The request
Write out each line word for word. Drop pictures.

— START OF Supplied material —

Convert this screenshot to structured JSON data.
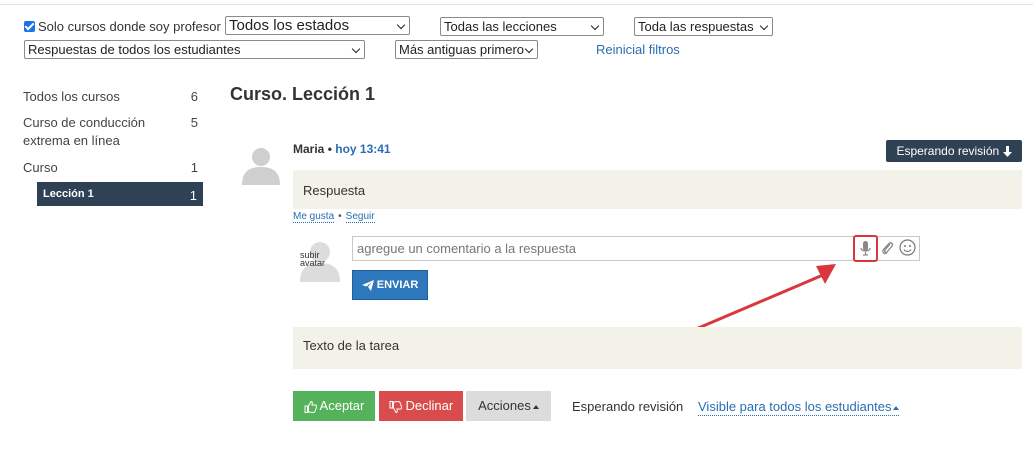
{
  "filters": {
    "checkbox_label": "Solo cursos donde soy profesor",
    "status_select": "Todos los estados",
    "lessons_select": "Todas las lecciones",
    "responses_select": "Toda las respuestas",
    "students_select": "Respuestas de todos los estudiantes",
    "order_select": "Más antiguas primero",
    "reset_label": "Reinicial filtros"
  },
  "sidebar": {
    "items": [
      {
        "label": "Todos los cursos",
        "count": "6"
      },
      {
        "label": "Curso de conducción extrema en línea",
        "count": "5"
      },
      {
        "label": "Curso",
        "count": "1"
      },
      {
        "label": "Lección 1",
        "count": "1"
      }
    ]
  },
  "main": {
    "title": "Curso. Lección 1",
    "post": {
      "author": "Maria",
      "separator": "•",
      "time": "hoy 13:41",
      "status_button": "Esperando revisión",
      "answer": "Respuesta",
      "like": "Me gusta",
      "follow": "Seguir"
    },
    "comment": {
      "avatar_text_1": "subir",
      "avatar_text_2": "avatar",
      "placeholder": "agregue un comentario a la respuesta",
      "send_label": "ENVIAR"
    },
    "task_text": "Texto de la tarea",
    "footer": {
      "accept": "Aceptar",
      "decline": "Declinar",
      "actions": "Acciones",
      "status": "Esperando revisión",
      "visibility": "Visible para todos los estudiantes"
    }
  },
  "colors": {
    "accent": "#2a6db5",
    "dark": "#2f4155",
    "accept": "#54b35a",
    "decline": "#d94c4c",
    "highlight": "#d9363e"
  }
}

— END OF Supplied material —

Solved exercise
Convert this screenshot to structured JSON data.
{
  "filters": {
    "checkbox_label": "Solo cursos donde soy profesor",
    "status_select": "Todos los estados",
    "lessons_select": "Todas las lecciones",
    "responses_select": "Toda las respuestas",
    "students_select": "Respuestas de todos los estudiantes",
    "order_select": "Más antiguas primero",
    "reset_label": "Reinicial filtros"
  },
  "sidebar": {
    "items": [
      {
        "label": "Todos los cursos",
        "count": "6"
      },
      {
        "label": "Curso de conducción extrema en línea",
        "count": "5"
      },
      {
        "label": "Curso",
        "count": "1"
      },
      {
        "label": "Lección 1",
        "count": "1"
      }
    ]
  },
  "main": {
    "title": "Curso. Lección 1",
    "post": {
      "author": "Maria",
      "separator": "•",
      "time": "hoy 13:41",
      "status_button": "Esperando revisión",
      "answer": "Respuesta",
      "like": "Me gusta",
      "follow": "Seguir"
    },
    "comment": {
      "avatar_text_1": "subir",
      "avatar_text_2": "avatar",
      "placeholder": "agregue un comentario a la respuesta",
      "send_label": "ENVIAR"
    },
    "task_text": "Texto de la tarea",
    "footer": {
      "accept": "Aceptar",
      "decline": "Declinar",
      "actions": "Acciones",
      "status": "Esperando revisión",
      "visibility": "Visible para todos los estudiantes"
    }
  },
  "colors": {
    "accent": "#2a6db5",
    "dark": "#2f4155",
    "accept": "#54b35a",
    "decline": "#d94c4c",
    "highlight": "#d9363e"
  }
}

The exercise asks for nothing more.